Identify the lines that include the word "JSON", then copy all of them.

(Figure dataset records)
☆ ☆ ☆ ☆ ☆ ☆ ☆
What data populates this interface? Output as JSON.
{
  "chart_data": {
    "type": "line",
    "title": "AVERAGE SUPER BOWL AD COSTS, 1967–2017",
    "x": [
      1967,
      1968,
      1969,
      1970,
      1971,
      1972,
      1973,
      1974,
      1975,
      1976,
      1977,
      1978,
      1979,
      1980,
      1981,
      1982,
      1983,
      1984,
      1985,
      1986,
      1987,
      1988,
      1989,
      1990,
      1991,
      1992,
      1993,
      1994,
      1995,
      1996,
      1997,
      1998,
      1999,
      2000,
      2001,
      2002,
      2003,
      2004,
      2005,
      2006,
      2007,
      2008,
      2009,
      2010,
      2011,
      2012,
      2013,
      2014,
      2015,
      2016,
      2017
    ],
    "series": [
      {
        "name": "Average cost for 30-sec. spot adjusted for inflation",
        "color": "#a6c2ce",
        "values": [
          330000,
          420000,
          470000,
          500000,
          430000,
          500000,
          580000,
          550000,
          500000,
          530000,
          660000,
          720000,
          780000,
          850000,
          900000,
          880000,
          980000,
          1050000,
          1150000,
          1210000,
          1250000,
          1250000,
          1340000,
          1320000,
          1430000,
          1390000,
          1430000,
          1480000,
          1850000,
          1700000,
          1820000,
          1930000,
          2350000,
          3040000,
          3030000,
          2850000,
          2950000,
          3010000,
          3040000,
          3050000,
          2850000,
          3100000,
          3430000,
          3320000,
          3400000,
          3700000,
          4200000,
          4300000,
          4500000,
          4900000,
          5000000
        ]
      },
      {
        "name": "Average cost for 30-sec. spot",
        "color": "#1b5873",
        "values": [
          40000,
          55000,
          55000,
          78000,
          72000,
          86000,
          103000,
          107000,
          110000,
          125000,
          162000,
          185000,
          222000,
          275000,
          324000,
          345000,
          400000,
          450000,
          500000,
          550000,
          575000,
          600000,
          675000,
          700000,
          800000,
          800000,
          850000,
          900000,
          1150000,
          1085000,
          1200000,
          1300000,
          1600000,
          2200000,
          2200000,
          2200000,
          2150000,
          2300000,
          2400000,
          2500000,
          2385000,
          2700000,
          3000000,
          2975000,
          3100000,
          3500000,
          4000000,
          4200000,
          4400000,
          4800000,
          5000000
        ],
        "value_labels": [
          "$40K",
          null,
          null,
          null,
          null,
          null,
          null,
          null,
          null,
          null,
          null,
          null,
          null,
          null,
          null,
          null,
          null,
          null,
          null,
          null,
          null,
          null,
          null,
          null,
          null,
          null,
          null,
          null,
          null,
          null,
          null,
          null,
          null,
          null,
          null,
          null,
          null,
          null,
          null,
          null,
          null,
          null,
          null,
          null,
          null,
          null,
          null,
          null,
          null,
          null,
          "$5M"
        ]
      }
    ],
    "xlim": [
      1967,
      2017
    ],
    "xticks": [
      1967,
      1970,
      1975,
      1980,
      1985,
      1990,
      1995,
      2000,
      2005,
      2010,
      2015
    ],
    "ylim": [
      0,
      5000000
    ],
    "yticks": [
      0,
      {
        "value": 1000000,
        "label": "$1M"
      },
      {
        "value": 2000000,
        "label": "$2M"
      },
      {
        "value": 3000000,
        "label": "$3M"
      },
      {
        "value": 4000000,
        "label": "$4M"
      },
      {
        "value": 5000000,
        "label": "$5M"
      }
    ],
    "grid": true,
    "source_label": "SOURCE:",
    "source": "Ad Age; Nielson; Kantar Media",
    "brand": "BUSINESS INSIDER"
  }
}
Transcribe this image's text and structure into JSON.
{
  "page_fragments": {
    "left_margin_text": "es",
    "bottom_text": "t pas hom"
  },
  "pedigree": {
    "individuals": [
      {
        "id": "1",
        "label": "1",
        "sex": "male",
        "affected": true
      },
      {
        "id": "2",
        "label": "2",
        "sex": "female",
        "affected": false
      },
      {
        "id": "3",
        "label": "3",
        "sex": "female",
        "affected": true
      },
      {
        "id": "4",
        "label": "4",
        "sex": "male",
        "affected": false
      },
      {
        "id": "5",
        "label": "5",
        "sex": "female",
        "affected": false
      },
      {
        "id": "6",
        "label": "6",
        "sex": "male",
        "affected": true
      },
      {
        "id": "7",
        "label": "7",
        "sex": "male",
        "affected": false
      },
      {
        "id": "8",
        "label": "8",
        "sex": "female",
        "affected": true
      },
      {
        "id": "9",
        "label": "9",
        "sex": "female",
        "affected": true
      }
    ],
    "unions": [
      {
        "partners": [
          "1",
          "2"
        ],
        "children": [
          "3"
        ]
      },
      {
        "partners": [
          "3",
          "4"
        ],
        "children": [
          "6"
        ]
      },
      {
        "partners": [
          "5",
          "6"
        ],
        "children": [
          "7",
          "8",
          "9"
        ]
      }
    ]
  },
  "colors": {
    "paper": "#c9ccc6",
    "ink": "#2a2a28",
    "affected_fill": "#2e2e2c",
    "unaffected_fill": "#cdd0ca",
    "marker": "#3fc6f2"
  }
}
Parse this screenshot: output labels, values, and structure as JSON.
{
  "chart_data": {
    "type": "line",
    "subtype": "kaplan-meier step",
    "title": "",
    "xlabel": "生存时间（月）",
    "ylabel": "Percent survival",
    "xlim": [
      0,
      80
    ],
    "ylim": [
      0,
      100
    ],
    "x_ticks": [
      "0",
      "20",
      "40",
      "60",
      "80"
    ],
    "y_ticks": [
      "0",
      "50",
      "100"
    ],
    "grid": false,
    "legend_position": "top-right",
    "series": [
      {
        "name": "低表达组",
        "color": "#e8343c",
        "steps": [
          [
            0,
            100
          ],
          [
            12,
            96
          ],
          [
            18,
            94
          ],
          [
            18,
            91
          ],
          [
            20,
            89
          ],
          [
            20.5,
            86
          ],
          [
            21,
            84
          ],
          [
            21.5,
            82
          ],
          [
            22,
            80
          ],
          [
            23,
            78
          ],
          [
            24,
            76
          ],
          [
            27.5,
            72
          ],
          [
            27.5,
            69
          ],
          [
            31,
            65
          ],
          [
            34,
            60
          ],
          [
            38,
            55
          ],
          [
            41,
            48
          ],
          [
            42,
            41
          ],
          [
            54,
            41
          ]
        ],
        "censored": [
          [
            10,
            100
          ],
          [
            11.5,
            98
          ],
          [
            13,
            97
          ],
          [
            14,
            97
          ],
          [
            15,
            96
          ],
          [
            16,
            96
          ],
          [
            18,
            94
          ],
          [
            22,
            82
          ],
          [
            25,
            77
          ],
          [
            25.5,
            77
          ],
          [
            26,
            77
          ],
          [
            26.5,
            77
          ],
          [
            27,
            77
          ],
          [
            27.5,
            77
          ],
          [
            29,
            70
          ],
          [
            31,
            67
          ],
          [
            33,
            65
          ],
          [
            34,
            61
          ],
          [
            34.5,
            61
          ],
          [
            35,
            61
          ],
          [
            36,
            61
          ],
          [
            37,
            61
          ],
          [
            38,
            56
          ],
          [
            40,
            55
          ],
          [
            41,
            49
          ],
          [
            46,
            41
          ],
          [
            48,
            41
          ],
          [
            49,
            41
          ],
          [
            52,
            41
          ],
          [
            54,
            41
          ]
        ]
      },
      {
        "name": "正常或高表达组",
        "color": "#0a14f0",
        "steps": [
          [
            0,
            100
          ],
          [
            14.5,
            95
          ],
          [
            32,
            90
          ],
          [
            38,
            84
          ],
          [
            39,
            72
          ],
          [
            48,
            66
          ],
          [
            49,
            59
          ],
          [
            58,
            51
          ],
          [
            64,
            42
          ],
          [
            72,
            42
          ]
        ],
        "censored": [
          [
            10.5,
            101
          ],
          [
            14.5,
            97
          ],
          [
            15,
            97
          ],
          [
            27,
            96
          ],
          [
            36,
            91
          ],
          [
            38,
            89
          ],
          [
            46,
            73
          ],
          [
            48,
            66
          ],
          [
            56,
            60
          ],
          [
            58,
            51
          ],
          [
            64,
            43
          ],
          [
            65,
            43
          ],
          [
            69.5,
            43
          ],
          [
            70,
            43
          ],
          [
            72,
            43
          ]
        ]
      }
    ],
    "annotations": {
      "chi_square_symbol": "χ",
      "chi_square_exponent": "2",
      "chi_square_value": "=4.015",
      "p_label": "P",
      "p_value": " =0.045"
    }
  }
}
☆ ☆ ☆ ☆ ☆ ☆ ☆
### EXERCISE SOLUTION
What data populates this interface? Output as JSON.
Transcribe this image's text and structure into JSON.
Parse this screenshot: output labels, values, and structure as JSON.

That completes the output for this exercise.